● Given task
Starting from the line that contains "Extract all the data from this chart as JSON.", reproduce each line exactly through the end of the material, and include no other lines.

● Data for processing
=====

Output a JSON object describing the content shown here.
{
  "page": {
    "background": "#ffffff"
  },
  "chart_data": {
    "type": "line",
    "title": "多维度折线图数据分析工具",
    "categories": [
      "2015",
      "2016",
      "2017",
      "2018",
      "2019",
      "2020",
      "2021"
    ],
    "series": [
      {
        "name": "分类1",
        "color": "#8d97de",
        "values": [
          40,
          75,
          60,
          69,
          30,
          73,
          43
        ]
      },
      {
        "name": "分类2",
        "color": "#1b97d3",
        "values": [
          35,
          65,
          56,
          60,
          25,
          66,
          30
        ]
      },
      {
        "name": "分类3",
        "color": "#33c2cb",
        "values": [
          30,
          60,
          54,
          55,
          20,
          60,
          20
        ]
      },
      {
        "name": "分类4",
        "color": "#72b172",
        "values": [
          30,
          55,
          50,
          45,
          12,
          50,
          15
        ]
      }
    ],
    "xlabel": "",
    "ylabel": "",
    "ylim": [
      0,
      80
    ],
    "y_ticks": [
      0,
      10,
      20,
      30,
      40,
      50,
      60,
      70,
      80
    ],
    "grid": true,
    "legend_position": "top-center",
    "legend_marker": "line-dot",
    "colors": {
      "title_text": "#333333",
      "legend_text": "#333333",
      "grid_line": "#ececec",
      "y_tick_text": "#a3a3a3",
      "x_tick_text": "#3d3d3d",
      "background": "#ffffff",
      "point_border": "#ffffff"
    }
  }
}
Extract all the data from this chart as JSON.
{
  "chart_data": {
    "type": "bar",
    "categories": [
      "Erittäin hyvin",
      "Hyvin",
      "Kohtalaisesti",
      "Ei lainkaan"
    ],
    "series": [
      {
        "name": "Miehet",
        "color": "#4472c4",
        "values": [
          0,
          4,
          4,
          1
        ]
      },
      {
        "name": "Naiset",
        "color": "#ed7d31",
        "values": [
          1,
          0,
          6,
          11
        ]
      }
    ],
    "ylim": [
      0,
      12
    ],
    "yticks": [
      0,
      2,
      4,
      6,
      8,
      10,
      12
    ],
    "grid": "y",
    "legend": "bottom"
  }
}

=====

● Reply
Extract all the data from this chart as JSON.
{
  "chart_data": {
    "type": "bar",
    "categories": [
      "Erittäin hyvin",
      "Hyvin",
      "Kohtalaisesti",
      "Ei lainkaan"
    ],
    "series": [
      {
        "name": "Miehet",
        "color": "#4472c4",
        "values": [
          0,
          4,
          4,
          1
        ]
      },
      {
        "name": "Naiset",
        "color": "#ed7d31",
        "values": [
          1,
          0,
          6,
          11
        ]
      }
    ],
    "ylim": [
      0,
      12
    ],
    "yticks": [
      0,
      2,
      4,
      6,
      8,
      10,
      12
    ],
    "grid": "y",
    "legend": "bottom"
  }
}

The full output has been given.